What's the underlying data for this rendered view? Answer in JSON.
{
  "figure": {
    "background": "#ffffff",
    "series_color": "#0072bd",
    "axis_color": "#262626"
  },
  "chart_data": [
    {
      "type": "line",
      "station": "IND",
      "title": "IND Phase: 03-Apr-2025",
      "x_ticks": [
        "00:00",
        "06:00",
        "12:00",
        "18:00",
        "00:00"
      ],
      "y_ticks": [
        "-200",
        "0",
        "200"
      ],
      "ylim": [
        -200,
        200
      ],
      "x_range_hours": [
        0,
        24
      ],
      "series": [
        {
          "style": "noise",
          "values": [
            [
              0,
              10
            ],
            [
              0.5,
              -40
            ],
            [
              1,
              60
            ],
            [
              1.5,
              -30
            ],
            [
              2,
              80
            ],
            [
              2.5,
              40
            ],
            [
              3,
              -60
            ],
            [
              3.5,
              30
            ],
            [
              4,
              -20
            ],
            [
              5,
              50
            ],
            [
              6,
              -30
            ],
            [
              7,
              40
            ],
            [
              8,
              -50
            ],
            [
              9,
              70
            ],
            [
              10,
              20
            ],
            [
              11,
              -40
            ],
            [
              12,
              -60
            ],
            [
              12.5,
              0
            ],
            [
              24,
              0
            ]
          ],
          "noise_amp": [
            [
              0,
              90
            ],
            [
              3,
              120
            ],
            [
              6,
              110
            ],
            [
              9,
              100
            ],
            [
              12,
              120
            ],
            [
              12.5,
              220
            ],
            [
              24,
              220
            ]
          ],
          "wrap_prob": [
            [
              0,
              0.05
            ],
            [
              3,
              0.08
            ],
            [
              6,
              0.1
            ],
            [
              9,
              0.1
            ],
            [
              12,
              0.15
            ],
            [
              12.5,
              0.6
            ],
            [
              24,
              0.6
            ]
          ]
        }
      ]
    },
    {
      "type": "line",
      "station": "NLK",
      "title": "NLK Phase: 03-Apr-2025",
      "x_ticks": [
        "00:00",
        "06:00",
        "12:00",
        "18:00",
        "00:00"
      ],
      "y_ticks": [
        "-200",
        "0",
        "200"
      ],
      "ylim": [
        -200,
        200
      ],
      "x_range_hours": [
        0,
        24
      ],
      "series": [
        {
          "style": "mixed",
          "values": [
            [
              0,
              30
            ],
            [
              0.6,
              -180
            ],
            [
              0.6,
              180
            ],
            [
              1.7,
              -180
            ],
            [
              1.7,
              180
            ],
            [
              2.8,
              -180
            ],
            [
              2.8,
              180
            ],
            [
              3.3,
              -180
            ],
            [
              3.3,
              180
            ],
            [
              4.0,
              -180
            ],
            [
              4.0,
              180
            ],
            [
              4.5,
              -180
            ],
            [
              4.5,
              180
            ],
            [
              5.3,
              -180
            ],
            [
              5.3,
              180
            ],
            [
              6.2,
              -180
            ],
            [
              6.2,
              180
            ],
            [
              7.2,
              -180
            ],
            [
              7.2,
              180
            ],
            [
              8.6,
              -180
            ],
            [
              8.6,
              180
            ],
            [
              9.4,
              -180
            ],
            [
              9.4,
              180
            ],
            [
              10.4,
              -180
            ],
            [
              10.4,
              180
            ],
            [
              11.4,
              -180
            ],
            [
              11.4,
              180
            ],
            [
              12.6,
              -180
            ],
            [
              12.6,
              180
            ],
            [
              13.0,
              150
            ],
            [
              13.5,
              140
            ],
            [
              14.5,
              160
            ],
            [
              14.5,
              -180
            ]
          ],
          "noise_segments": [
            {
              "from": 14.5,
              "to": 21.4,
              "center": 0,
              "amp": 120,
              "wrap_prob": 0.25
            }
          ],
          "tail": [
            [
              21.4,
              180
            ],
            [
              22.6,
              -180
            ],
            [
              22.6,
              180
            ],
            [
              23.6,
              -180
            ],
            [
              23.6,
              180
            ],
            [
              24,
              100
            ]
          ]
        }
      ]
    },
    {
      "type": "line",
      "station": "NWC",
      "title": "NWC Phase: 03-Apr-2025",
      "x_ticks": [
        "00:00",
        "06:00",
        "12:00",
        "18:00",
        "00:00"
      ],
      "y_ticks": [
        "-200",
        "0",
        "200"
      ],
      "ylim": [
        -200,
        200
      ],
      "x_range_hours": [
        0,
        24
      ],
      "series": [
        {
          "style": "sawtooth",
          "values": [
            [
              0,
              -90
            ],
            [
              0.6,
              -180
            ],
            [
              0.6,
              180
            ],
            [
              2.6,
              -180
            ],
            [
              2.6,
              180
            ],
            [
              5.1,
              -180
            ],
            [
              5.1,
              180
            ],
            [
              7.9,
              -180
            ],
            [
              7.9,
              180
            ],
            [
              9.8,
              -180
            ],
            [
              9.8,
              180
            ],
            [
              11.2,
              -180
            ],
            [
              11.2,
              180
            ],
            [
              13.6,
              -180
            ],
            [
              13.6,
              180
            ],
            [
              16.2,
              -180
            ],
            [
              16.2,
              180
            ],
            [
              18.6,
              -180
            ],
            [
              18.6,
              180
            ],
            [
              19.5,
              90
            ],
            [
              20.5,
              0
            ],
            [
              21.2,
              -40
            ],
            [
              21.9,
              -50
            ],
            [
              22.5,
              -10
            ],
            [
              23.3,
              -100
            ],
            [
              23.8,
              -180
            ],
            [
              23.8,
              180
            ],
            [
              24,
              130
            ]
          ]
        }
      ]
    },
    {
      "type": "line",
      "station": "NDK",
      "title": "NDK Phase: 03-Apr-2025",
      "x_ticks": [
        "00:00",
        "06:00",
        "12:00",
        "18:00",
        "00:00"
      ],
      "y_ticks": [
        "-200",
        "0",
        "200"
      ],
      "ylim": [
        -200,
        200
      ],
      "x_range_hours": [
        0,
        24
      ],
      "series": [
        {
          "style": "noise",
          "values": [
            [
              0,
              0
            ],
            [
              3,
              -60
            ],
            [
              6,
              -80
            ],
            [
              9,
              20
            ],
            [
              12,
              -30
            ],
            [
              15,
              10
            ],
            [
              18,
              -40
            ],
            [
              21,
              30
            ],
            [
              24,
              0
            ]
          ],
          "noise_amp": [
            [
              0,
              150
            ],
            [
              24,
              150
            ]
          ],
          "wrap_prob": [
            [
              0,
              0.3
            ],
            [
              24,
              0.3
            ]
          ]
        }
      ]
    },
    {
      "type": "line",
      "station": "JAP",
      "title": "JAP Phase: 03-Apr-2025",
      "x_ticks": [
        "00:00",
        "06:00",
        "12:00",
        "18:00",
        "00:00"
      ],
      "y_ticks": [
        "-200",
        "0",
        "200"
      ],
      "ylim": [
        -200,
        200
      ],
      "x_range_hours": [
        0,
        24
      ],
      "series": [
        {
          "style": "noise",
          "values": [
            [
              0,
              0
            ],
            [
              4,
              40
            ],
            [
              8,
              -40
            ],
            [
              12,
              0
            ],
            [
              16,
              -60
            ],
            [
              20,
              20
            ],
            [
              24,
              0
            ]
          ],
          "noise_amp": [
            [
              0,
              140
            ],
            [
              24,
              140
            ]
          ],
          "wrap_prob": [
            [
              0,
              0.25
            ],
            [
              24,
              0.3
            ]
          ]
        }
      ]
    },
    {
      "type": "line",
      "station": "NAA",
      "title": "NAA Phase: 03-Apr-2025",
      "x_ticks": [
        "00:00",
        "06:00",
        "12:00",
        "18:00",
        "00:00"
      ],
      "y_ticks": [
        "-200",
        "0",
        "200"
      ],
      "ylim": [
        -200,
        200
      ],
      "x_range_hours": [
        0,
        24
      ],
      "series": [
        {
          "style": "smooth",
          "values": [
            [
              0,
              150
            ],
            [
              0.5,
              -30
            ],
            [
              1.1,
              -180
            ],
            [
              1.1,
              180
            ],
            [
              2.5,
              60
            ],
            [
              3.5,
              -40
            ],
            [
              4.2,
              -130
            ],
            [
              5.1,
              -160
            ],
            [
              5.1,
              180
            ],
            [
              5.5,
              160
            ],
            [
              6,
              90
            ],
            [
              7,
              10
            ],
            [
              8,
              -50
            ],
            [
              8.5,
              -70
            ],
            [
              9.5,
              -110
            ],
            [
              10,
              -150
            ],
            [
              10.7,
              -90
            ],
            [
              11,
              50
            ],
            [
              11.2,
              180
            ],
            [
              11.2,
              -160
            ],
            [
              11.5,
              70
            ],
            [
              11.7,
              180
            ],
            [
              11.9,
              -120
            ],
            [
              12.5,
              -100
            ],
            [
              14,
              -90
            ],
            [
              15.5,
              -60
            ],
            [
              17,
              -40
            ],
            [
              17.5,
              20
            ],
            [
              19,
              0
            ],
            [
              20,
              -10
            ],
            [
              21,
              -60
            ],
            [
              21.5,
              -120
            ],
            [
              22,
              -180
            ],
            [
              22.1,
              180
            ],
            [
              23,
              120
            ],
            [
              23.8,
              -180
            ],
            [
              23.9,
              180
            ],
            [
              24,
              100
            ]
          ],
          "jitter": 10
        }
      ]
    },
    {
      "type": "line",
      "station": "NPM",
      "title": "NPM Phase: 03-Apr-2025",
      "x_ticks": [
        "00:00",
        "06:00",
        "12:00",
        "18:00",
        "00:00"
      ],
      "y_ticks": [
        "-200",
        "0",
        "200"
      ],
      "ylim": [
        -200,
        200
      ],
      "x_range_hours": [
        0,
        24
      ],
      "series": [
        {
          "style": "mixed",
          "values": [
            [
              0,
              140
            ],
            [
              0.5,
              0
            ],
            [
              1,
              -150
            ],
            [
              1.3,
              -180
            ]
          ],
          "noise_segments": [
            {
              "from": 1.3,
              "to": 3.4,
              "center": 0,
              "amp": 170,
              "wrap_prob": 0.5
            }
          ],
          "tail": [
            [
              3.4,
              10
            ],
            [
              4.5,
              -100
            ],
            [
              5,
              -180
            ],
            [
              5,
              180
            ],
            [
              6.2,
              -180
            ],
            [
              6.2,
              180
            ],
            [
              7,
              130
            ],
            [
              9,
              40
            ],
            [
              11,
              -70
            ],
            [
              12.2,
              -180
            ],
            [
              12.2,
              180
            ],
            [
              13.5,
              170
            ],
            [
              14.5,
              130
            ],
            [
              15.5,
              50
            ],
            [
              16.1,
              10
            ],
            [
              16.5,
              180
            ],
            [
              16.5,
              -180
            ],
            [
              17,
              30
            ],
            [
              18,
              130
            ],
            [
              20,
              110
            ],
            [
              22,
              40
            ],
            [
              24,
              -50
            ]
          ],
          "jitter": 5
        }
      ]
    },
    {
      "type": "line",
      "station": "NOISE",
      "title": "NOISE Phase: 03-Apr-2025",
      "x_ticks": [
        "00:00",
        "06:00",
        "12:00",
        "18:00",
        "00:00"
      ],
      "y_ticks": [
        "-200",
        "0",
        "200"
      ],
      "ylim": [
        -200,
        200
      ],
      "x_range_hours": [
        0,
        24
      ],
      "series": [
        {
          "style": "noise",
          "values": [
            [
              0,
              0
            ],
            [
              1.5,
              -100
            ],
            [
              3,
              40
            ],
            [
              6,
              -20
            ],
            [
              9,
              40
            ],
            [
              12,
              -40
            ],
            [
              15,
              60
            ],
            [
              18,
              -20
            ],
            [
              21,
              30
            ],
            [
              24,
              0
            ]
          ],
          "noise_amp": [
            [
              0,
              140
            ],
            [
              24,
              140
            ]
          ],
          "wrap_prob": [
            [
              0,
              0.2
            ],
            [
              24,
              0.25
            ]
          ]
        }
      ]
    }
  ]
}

## SHORT TASK
Copy out each line of the records where the string "Phase" appears.

## EXERCISE ANSWER
      "title": "IND Phase: 03-Apr-2025",
      "title": "NLK Phase: 03-Apr-2025",
      "title": "NWC Phase: 03-Apr-2025",
      "title": "NDK Phase: 03-Apr-2025",
      "title": "JAP Phase: 03-Apr-2025",
      "title": "NAA Phase: 03-Apr-2025",
      "title": "NPM Phase: 03-Apr-2025",
      "title": "NOISE Phase: 03-Apr-2025",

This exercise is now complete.